**AUFGABENSTELLUNG A**
Gib sämtliche Zeilen aller Datensätze unverändert wieder und lass die Bilder dabei weg.
====== TEXTAUSSCHNITT
In diesem Jahr möchte ich möglichst in allen Wettbewerben erfolgreich sein, um in die Olympia-Auswahl zu gelangen.

Welches Felsengebiet hat dich fasziniert? Hast du vielleicht eine schöne Erinnerung?

Kalymnos. Nach zwei Besuchen würde ich sagen, dass es ein perfekter Ort für einen Kletterurlaub ist. Es ist eine wunderschöne griechische Insel, die jeden Morgen zu einem wunderschönen Sonnenaufgang zum Leben erwacht, wo man mit Motorrädern zu den Felsen fährt, an tollen Tropfsteinen klettert, und wo abends typische Kletteratmosphäre herrscht.

Was ist dein Lieblingsprofil – Überhang, Platte...?

Ich bevorzuge Überhänge. Mir gefallen regelrechte Dächer. Aber ich bin auch in der Lage, technische Abschnitte zu genießen.

Und was würdest du deine Spezialwaffe für die extremsten Momente am Felsen nennen?
============
**AUFGABENSTELLUNG B**
Womit fährt man laut dem Textausschnitt auf Kalymnos zu den Felsen?
====== EXTRAHIERTE INFORMATIONEN
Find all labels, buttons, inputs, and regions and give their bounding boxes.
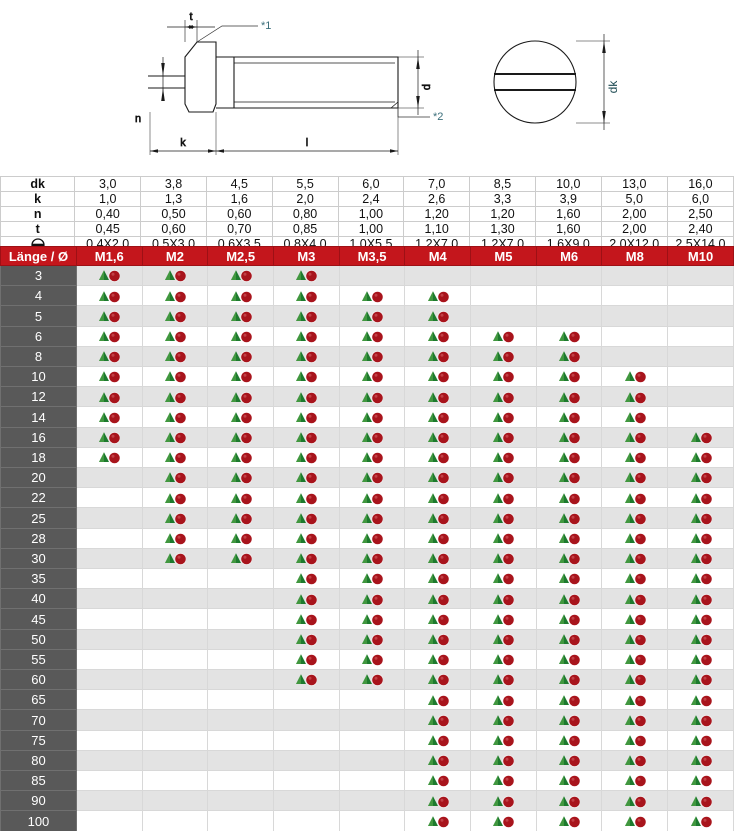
svg-text:l: l xyxy=(306,137,308,149)
svg-text:*2: *2 xyxy=(433,111,443,123)
svg-text:k: k xyxy=(180,137,186,149)
svg-text:d: d xyxy=(421,84,433,90)
svg-text:dk: dk xyxy=(606,80,620,94)
svg-text:n: n xyxy=(135,113,141,125)
svg-text:t: t xyxy=(189,11,192,23)
svg-text:*1: *1 xyxy=(261,20,271,32)
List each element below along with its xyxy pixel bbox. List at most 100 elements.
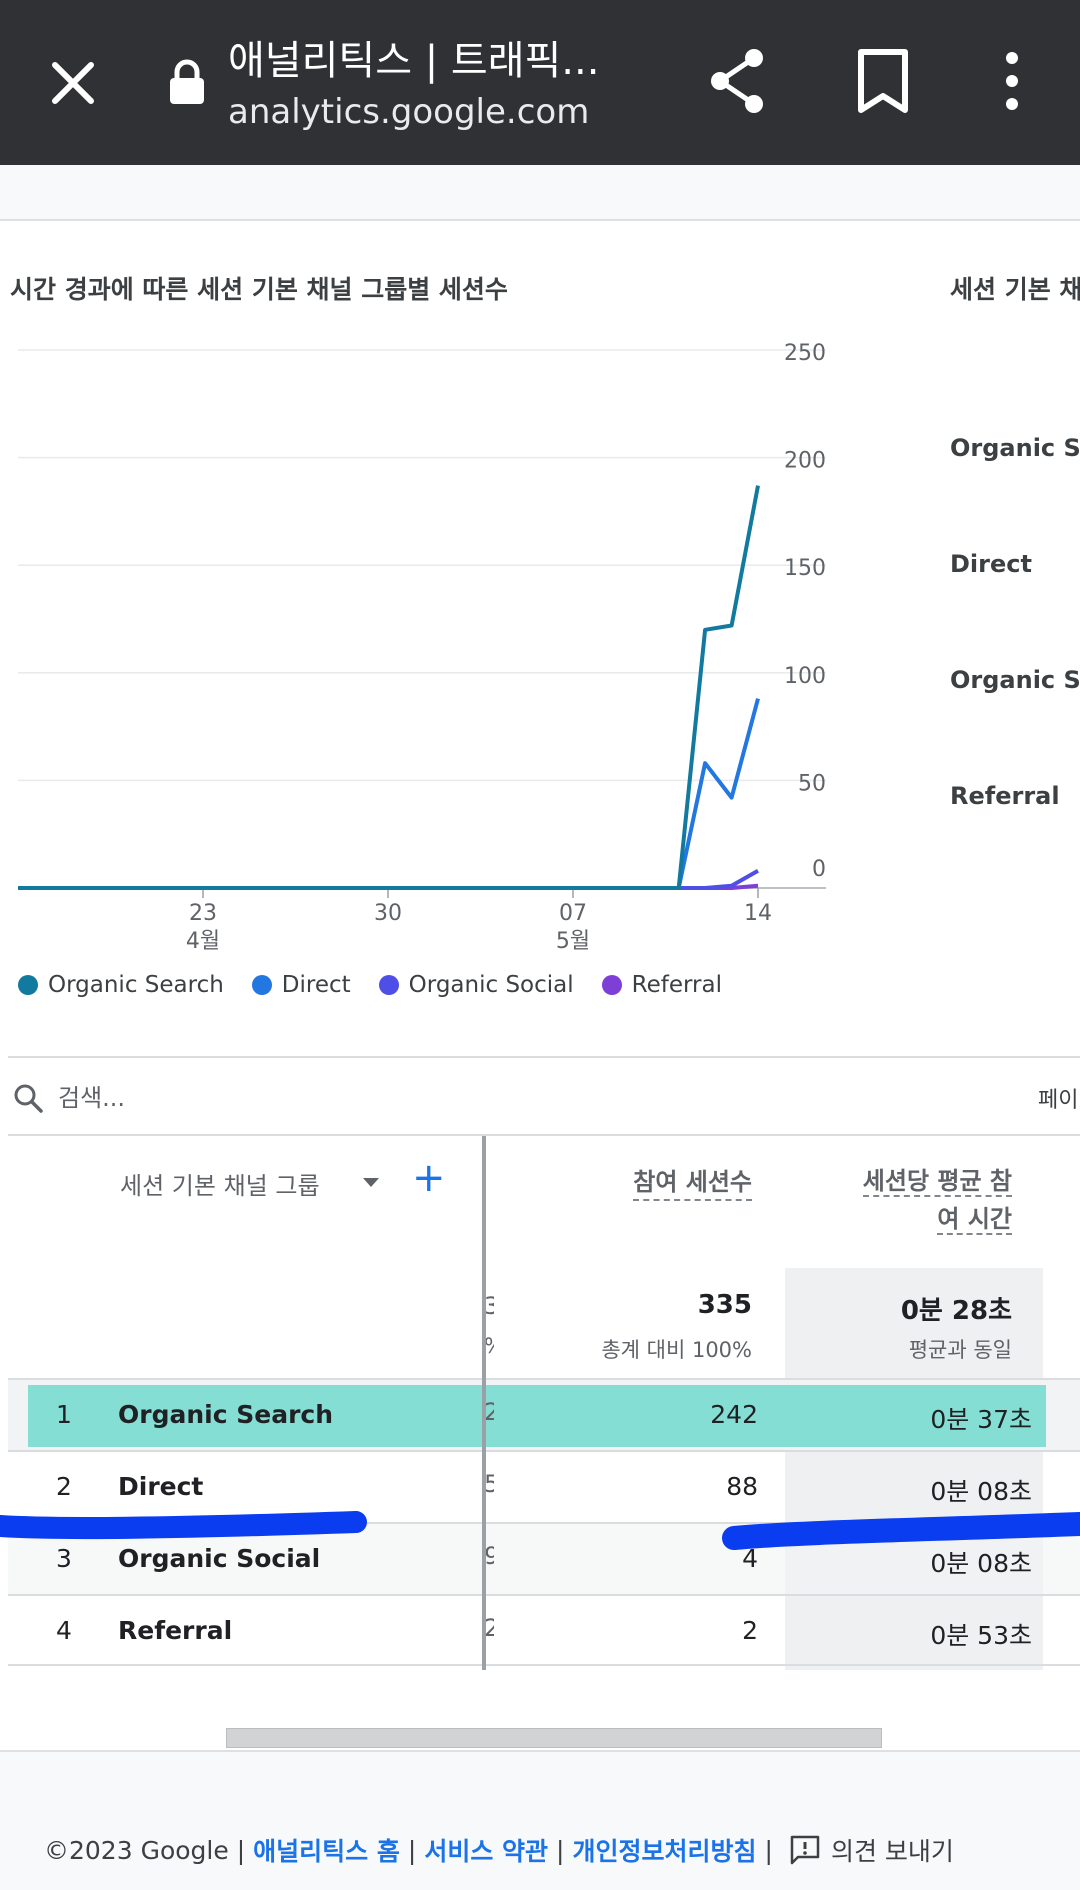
============
**AUSGABE A**
Find all labels, buttons, inputs, and regions and give their bounding boxes.
svg-text:l: l xyxy=(306,137,308,149)
svg-text:*2: *2 xyxy=(433,111,443,123)
svg-text:k: k xyxy=(180,137,186,149)
svg-text:d: d xyxy=(421,84,433,90)
svg-text:dk: dk xyxy=(606,80,620,94)
svg-text:n: n xyxy=(135,113,141,125)
svg-text:t: t xyxy=(189,11,192,23)
svg-text:*1: *1 xyxy=(261,20,271,32)
List each element below along with its xyxy pixel bbox. List at most 100 elements.

**AUSGABE B**
Mit Motorrädern.